[Begin Supplied information]

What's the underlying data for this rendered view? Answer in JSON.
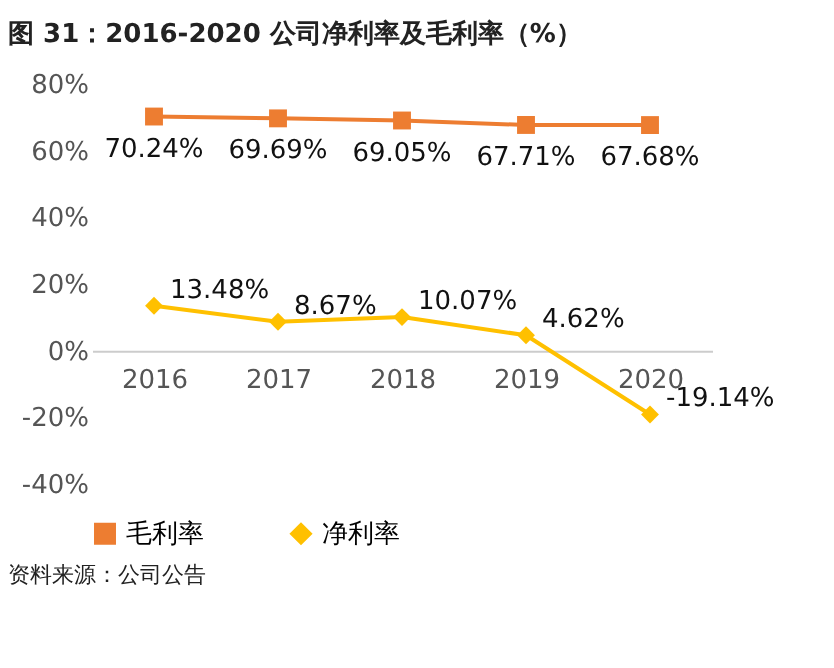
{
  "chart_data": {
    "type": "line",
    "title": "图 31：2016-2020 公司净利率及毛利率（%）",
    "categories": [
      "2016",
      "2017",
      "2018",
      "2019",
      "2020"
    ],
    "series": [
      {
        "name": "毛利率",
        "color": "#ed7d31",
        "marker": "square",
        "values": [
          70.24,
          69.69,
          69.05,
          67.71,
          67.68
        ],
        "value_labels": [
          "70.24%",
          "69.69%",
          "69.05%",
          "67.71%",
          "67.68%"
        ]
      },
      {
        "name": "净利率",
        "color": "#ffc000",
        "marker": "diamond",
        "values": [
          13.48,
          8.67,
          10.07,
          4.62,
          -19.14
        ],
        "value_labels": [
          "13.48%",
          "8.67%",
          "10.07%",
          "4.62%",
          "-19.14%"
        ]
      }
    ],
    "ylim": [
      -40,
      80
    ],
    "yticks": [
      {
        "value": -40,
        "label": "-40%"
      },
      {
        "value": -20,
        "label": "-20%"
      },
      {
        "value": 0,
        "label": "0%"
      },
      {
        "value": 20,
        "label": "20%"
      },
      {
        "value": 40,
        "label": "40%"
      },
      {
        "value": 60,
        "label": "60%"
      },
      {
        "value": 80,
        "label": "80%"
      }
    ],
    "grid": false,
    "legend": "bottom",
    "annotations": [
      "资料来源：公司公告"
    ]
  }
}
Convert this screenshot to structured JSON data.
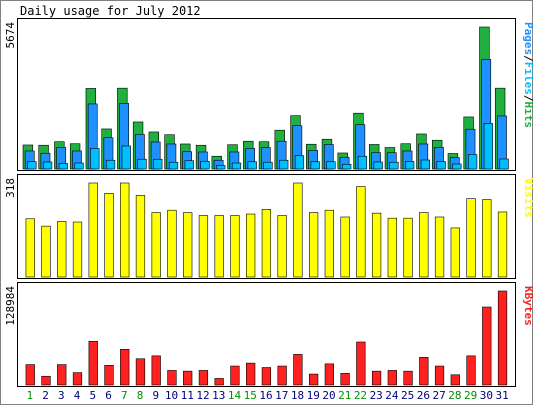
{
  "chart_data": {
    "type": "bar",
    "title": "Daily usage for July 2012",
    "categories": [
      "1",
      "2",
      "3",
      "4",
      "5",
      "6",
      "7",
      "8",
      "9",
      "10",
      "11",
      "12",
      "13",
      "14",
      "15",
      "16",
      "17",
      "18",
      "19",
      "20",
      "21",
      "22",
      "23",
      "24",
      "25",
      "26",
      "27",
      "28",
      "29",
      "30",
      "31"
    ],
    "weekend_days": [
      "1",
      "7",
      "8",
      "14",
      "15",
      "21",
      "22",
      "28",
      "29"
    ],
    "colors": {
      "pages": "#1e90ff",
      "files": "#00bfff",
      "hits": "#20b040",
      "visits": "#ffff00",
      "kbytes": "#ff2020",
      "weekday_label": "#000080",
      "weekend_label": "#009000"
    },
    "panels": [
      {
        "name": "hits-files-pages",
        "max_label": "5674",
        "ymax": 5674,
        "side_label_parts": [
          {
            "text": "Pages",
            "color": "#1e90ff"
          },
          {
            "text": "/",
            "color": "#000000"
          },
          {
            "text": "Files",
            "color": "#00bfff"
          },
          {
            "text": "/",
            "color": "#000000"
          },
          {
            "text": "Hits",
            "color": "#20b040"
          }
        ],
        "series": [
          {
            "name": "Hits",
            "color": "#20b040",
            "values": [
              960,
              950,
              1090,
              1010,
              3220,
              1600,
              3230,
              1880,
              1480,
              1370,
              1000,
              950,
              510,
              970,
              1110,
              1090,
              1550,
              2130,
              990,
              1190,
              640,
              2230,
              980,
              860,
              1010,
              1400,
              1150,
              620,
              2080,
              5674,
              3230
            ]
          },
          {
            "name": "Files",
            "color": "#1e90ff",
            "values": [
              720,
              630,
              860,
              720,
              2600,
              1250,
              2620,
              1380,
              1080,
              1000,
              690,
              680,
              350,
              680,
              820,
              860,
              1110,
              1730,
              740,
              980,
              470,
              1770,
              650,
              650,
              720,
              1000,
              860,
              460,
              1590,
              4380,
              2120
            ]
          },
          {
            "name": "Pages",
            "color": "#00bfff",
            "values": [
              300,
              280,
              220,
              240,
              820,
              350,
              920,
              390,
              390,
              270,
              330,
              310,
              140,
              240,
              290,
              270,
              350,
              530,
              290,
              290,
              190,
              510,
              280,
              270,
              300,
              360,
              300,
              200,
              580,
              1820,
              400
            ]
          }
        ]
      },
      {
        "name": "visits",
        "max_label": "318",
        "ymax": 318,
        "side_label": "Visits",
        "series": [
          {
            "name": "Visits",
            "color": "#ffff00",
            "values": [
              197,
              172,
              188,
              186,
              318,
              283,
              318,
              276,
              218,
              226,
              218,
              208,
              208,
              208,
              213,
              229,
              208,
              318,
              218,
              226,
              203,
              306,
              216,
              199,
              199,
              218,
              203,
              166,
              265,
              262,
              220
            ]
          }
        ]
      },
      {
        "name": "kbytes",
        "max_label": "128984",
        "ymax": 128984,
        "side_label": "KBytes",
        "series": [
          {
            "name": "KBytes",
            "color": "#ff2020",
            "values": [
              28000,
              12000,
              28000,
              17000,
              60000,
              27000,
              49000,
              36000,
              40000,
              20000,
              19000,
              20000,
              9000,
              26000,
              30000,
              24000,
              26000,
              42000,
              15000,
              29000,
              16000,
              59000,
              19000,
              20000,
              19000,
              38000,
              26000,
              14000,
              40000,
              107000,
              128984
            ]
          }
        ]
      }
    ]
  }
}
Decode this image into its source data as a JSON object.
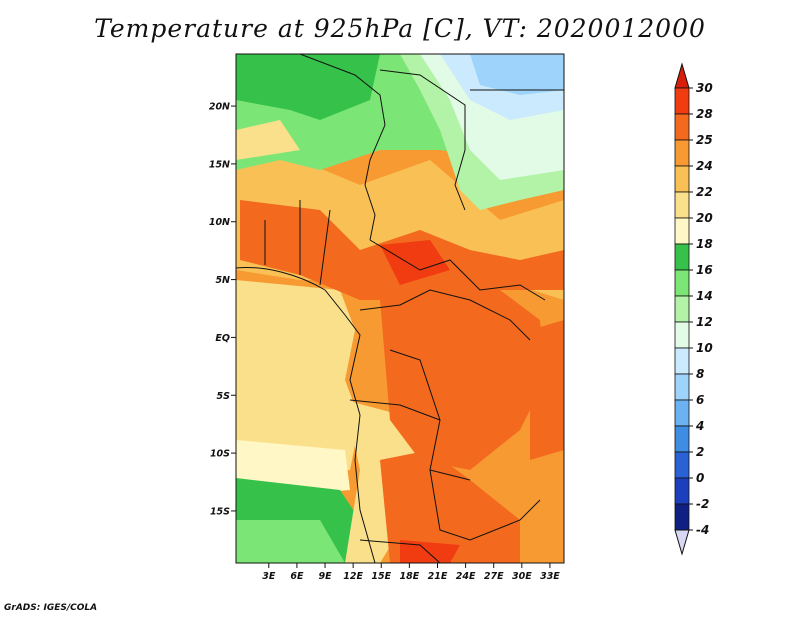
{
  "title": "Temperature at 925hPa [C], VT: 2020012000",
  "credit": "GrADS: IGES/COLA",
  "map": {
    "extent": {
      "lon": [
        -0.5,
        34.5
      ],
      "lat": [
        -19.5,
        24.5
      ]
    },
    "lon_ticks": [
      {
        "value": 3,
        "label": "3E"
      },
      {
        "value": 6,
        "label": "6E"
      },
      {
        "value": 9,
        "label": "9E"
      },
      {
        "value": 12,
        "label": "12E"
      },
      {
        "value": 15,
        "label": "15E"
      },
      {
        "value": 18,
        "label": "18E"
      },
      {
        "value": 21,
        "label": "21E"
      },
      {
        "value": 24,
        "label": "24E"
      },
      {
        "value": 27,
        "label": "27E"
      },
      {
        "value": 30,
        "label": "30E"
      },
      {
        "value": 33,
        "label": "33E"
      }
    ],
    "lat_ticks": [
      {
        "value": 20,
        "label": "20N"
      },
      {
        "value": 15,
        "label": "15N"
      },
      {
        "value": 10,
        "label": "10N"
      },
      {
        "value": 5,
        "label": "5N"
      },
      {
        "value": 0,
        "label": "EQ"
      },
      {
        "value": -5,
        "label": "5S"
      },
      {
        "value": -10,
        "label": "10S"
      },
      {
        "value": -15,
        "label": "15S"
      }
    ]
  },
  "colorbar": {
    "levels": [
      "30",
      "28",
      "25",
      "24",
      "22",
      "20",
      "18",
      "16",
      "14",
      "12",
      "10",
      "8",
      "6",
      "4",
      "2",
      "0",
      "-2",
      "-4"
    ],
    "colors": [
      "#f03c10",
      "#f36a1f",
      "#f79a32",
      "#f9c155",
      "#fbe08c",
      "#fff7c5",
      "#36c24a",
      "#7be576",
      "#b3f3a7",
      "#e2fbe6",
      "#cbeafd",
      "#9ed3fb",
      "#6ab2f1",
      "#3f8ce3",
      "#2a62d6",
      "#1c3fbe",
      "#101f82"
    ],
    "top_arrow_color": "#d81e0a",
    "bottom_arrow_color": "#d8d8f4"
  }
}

[End Supplied information]

▶ [Given request]:
Omit the pictures. Output every record above word for word.

▶ [Task response]:
What's the underlying data for this rendered view? Answer in JSON.
{
  "chart_data": {
    "type": "line",
    "title": "图 31：2016-2020 公司净利率及毛利率（%）",
    "categories": [
      "2016",
      "2017",
      "2018",
      "2019",
      "2020"
    ],
    "series": [
      {
        "name": "毛利率",
        "color": "#ed7d31",
        "marker": "square",
        "values": [
          70.24,
          69.69,
          69.05,
          67.71,
          67.68
        ],
        "value_labels": [
          "70.24%",
          "69.69%",
          "69.05%",
          "67.71%",
          "67.68%"
        ]
      },
      {
        "name": "净利率",
        "color": "#ffc000",
        "marker": "diamond",
        "values": [
          13.48,
          8.67,
          10.07,
          4.62,
          -19.14
        ],
        "value_labels": [
          "13.48%",
          "8.67%",
          "10.07%",
          "4.62%",
          "-19.14%"
        ]
      }
    ],
    "ylim": [
      -40,
      80
    ],
    "yticks": [
      {
        "value": -40,
        "label": "-40%"
      },
      {
        "value": -20,
        "label": "-20%"
      },
      {
        "value": 0,
        "label": "0%"
      },
      {
        "value": 20,
        "label": "20%"
      },
      {
        "value": 40,
        "label": "40%"
      },
      {
        "value": 60,
        "label": "60%"
      },
      {
        "value": 80,
        "label": "80%"
      }
    ],
    "grid": false,
    "legend": "bottom",
    "annotations": [
      "资料来源：公司公告"
    ]
  }
}
Convert this screenshot to structured JSON data.
{
  "chart_data": {
    "type": "bar",
    "title": "Daily usage for July 2012",
    "categories": [
      "1",
      "2",
      "3",
      "4",
      "5",
      "6",
      "7",
      "8",
      "9",
      "10",
      "11",
      "12",
      "13",
      "14",
      "15",
      "16",
      "17",
      "18",
      "19",
      "20",
      "21",
      "22",
      "23",
      "24",
      "25",
      "26",
      "27",
      "28",
      "29",
      "30",
      "31"
    ],
    "weekend_days": [
      "1",
      "7",
      "8",
      "14",
      "15",
      "21",
      "22",
      "28",
      "29"
    ],
    "colors": {
      "pages": "#1e90ff",
      "files": "#00bfff",
      "hits": "#20b040",
      "visits": "#ffff00",
      "kbytes": "#ff2020",
      "weekday_label": "#000080",
      "weekend_label": "#009000"
    },
    "panels": [
      {
        "name": "hits-files-pages",
        "max_label": "5674",
        "ymax": 5674,
        "side_label_parts": [
          {
            "text": "Pages",
            "color": "#1e90ff"
          },
          {
            "text": "/",
            "color": "#000000"
          },
          {
            "text": "Files",
            "color": "#00bfff"
          },
          {
            "text": "/",
            "color": "#000000"
          },
          {
            "text": "Hits",
            "color": "#20b040"
          }
        ],
        "series": [
          {
            "name": "Hits",
            "color": "#20b040",
            "values": [
              960,
              950,
              1090,
              1010,
              3220,
              1600,
              3230,
              1880,
              1480,
              1370,
              1000,
              950,
              510,
              970,
              1110,
              1090,
              1550,
              2130,
              990,
              1190,
              640,
              2230,
              980,
              860,
              1010,
              1400,
              1150,
              620,
              2080,
              5674,
              3230
            ]
          },
          {
            "name": "Files",
            "color": "#1e90ff",
            "values": [
              720,
              630,
              860,
              720,
              2600,
              1250,
              2620,
              1380,
              1080,
              1000,
              690,
              680,
              350,
              680,
              820,
              860,
              1110,
              1730,
              740,
              980,
              470,
              1770,
              650,
              650,
              720,
              1000,
              860,
              460,
              1590,
              4380,
              2120
            ]
          },
          {
            "name": "Pages",
            "color": "#00bfff",
            "values": [
              300,
              280,
              220,
              240,
              820,
              350,
              920,
              390,
              390,
              270,
              330,
              310,
              140,
              240,
              290,
              270,
              350,
              530,
              290,
              290,
              190,
              510,
              280,
              270,
              300,
              360,
              300,
              200,
              580,
              1820,
              400
            ]
          }
        ]
      },
      {
        "name": "visits",
        "max_label": "318",
        "ymax": 318,
        "side_label": "Visits",
        "series": [
          {
            "name": "Visits",
            "color": "#ffff00",
            "values": [
              197,
              172,
              188,
              186,
              318,
              283,
              318,
              276,
              218,
              226,
              218,
              208,
              208,
              208,
              213,
              229,
              208,
              318,
              218,
              226,
              203,
              306,
              216,
              199,
              199,
              218,
              203,
              166,
              265,
              262,
              220
            ]
          }
        ]
      },
      {
        "name": "kbytes",
        "max_label": "128984",
        "ymax": 128984,
        "side_label": "KBytes",
        "series": [
          {
            "name": "KBytes",
            "color": "#ff2020",
            "values": [
              28000,
              12000,
              28000,
              17000,
              60000,
              27000,
              49000,
              36000,
              40000,
              20000,
              19000,
              20000,
              9000,
              26000,
              30000,
              24000,
              26000,
              42000,
              15000,
              29000,
              16000,
              59000,
              19000,
              20000,
              19000,
              38000,
              26000,
              14000,
              40000,
              107000,
              128984
            ]
          }
        ]
      }
    ]
  }
}
Decode this image into its source data as a JSON object.
{
  "title": "Temperature at 925hPa [C], VT: 2020012000",
  "credit": "GrADS: IGES/COLA",
  "map": {
    "extent": {
      "lon": [
        -0.5,
        34.5
      ],
      "lat": [
        -19.5,
        24.5
      ]
    },
    "lon_ticks": [
      {
        "value": 3,
        "label": "3E"
      },
      {
        "value": 6,
        "label": "6E"
      },
      {
        "value": 9,
        "label": "9E"
      },
      {
        "value": 12,
        "label": "12E"
      },
      {
        "value": 15,
        "label": "15E"
      },
      {
        "value": 18,
        "label": "18E"
      },
      {
        "value": 21,
        "label": "21E"
      },
      {
        "value": 24,
        "label": "24E"
      },
      {
        "value": 27,
        "label": "27E"
      },
      {
        "value": 30,
        "label": "30E"
      },
      {
        "value": 33,
        "label": "33E"
      }
    ],
    "lat_ticks": [
      {
        "value": 20,
        "label": "20N"
      },
      {
        "value": 15,
        "label": "15N"
      },
      {
        "value": 10,
        "label": "10N"
      },
      {
        "value": 5,
        "label": "5N"
      },
      {
        "value": 0,
        "label": "EQ"
      },
      {
        "value": -5,
        "label": "5S"
      },
      {
        "value": -10,
        "label": "10S"
      },
      {
        "value": -15,
        "label": "15S"
      }
    ]
  },
  "colorbar": {
    "levels": [
      "30",
      "28",
      "25",
      "24",
      "22",
      "20",
      "18",
      "16",
      "14",
      "12",
      "10",
      "8",
      "6",
      "4",
      "2",
      "0",
      "-2",
      "-4"
    ],
    "colors": [
      "#f03c10",
      "#f36a1f",
      "#f79a32",
      "#f9c155",
      "#fbe08c",
      "#fff7c5",
      "#36c24a",
      "#7be576",
      "#b3f3a7",
      "#e2fbe6",
      "#cbeafd",
      "#9ed3fb",
      "#6ab2f1",
      "#3f8ce3",
      "#2a62d6",
      "#1c3fbe",
      "#101f82"
    ],
    "top_arrow_color": "#d81e0a",
    "bottom_arrow_color": "#d8d8f4"
  }
}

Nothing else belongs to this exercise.